[Data entries]
☆ ☆ ☆ ☆

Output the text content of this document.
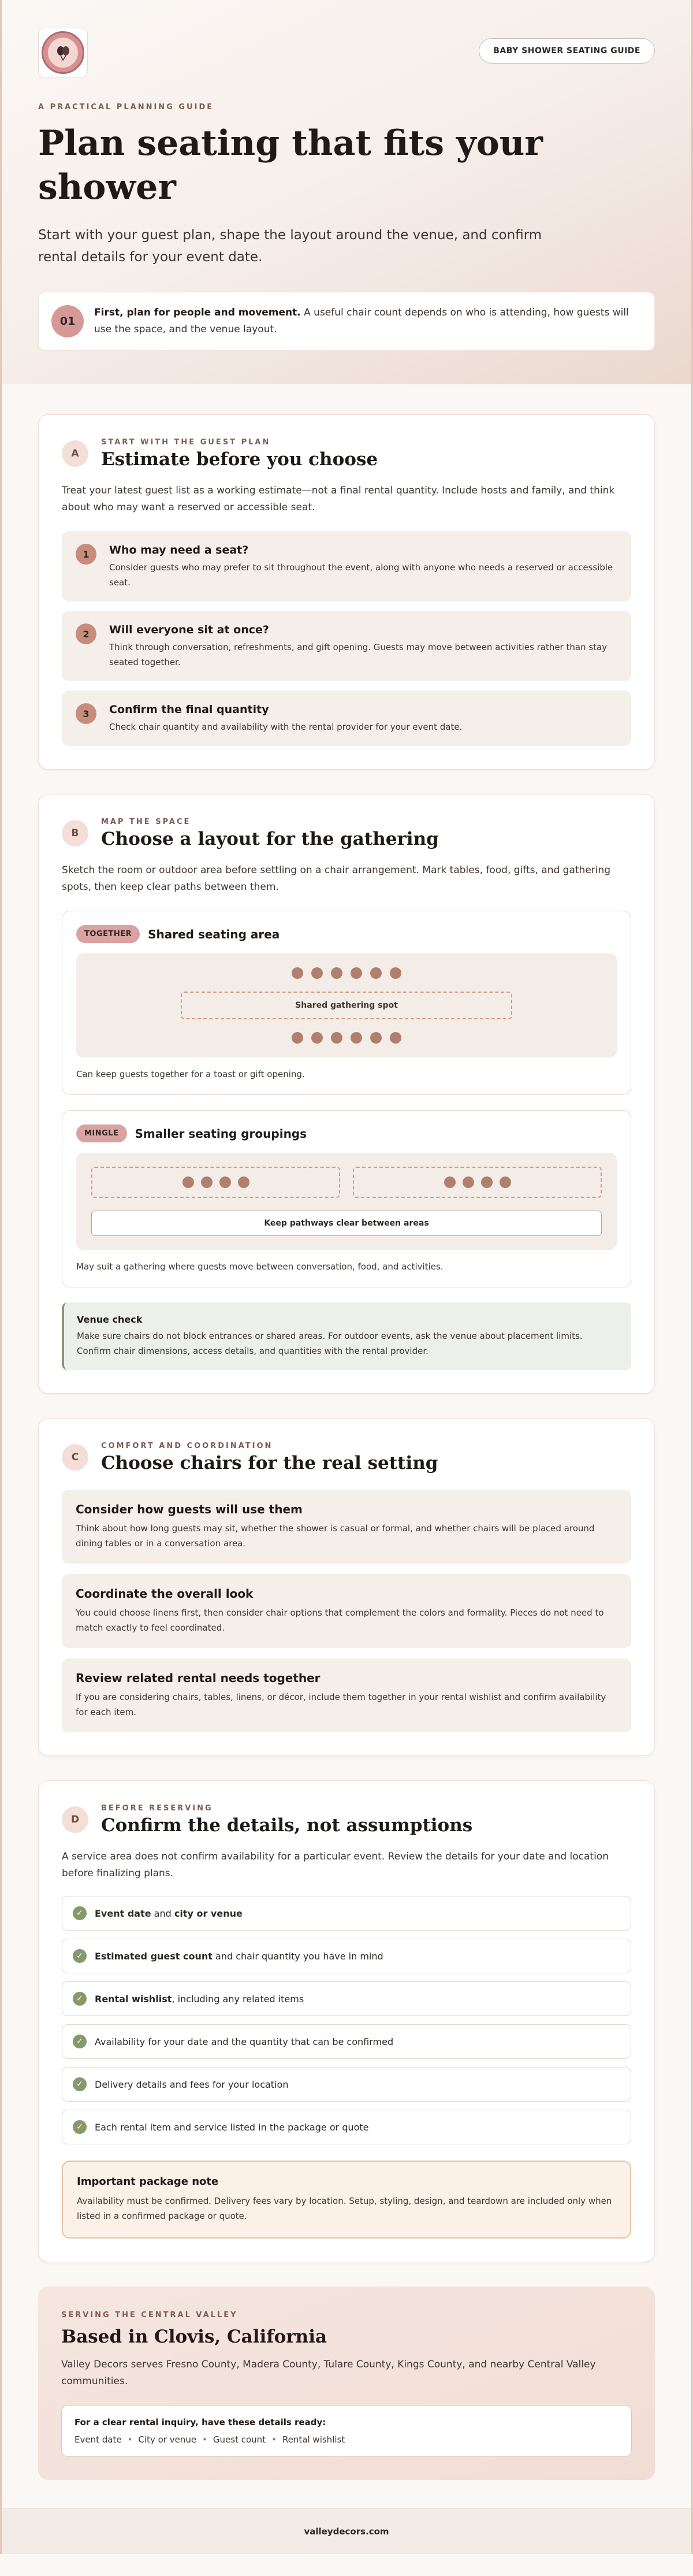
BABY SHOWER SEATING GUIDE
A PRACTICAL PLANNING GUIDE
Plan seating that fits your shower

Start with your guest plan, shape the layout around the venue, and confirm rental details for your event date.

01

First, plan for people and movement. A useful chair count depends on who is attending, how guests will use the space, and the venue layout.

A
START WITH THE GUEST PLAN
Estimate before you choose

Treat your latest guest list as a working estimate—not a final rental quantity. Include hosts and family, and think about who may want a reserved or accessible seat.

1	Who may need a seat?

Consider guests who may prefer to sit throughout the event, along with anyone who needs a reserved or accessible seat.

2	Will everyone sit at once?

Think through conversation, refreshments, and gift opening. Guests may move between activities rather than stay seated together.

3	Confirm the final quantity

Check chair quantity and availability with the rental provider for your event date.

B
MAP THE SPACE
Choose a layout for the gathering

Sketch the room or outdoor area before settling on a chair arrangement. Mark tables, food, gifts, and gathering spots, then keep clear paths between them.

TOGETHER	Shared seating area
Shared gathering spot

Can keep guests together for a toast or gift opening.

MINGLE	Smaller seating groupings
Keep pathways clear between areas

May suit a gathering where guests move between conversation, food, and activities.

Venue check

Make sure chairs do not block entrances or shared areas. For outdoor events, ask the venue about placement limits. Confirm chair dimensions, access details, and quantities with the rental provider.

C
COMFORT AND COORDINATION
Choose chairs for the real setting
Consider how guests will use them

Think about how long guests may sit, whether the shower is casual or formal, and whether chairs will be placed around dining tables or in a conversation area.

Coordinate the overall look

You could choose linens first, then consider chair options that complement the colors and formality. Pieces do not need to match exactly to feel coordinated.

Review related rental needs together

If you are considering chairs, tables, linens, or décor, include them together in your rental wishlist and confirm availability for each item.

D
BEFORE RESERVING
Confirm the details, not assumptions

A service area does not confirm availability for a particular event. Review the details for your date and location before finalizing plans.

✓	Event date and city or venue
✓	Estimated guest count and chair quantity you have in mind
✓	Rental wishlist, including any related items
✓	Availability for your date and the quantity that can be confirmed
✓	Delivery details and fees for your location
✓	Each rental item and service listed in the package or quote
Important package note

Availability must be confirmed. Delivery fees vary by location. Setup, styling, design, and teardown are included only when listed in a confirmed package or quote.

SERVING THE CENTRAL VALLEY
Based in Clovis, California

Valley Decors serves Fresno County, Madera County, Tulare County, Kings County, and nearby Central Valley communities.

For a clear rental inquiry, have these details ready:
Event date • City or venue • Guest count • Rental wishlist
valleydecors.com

☆ ☆ ☆ ☆

## Instruction:
Omit the pictures and reproduce the listing exactly.

## Exercise response:
Output the text content of this document.
BABY SHOWER SEATING GUIDE
A PRACTICAL PLANNING GUIDE
Plan seating that fits your shower

Start with your guest plan, shape the layout around the venue, and confirm rental details for your event date.

01

First, plan for people and movement. A useful chair count depends on who is attending, how guests will use the space, and the venue layout.

A
START WITH THE GUEST PLAN
Estimate before you choose

Treat your latest guest list as a working estimate—not a final rental quantity. Include hosts and family, and think about who may want a reserved or accessible seat.

1	Who may need a seat?

Consider guests who may prefer to sit throughout the event, along with anyone who needs a reserved or accessible seat.

2	Will everyone sit at once?

Think through conversation, refreshments, and gift opening. Guests may move between activities rather than stay seated together.

3	Confirm the final quantity

Check chair quantity and availability with the rental provider for your event date.

B
MAP THE SPACE
Choose a layout for the gathering

Sketch the room or outdoor area before settling on a chair arrangement. Mark tables, food, gifts, and gathering spots, then keep clear paths between them.

TOGETHER	Shared seating area
Shared gathering spot

Can keep guests together for a toast or gift opening.

MINGLE	Smaller seating groupings
Keep pathways clear between areas

May suit a gathering where guests move between conversation, food, and activities.

Venue check

Make sure chairs do not block entrances or shared areas. For outdoor events, ask the venue about placement limits. Confirm chair dimensions, access details, and quantities with the rental provider.

C
COMFORT AND COORDINATION
Choose chairs for the real setting
Consider how guests will use them

Think about how long guests may sit, whether the shower is casual or formal, and whether chairs will be placed around dining tables or in a conversation area.

Coordinate the overall look

You could choose linens first, then consider chair options that complement the colors and formality. Pieces do not need to match exactly to feel coordinated.

Review related rental needs together

If you are considering chairs, tables, linens, or décor, include them together in your rental wishlist and confirm availability for each item.

D
BEFORE RESERVING
Confirm the details, not assumptions

A service area does not confirm availability for a particular event. Review the details for your date and location before finalizing plans.

✓	Event date and city or venue
✓	Estimated guest count and chair quantity you have in mind
✓	Rental wishlist, including any related items
✓	Availability for your date and the quantity that can be confirmed
✓	Delivery details and fees for your location
✓	Each rental item and service listed in the package or quote
Important package note

Availability must be confirmed. Delivery fees vary by location. Setup, styling, design, and teardown are included only when listed in a confirmed package or quote.

SERVING THE CENTRAL VALLEY
Based in Clovis, California

Valley Decors serves Fresno County, Madera County, Tulare County, Kings County, and nearby Central Valley communities.

For a clear rental inquiry, have these details ready:
Event date • City or venue • Guest count • Rental wishlist
valleydecors.com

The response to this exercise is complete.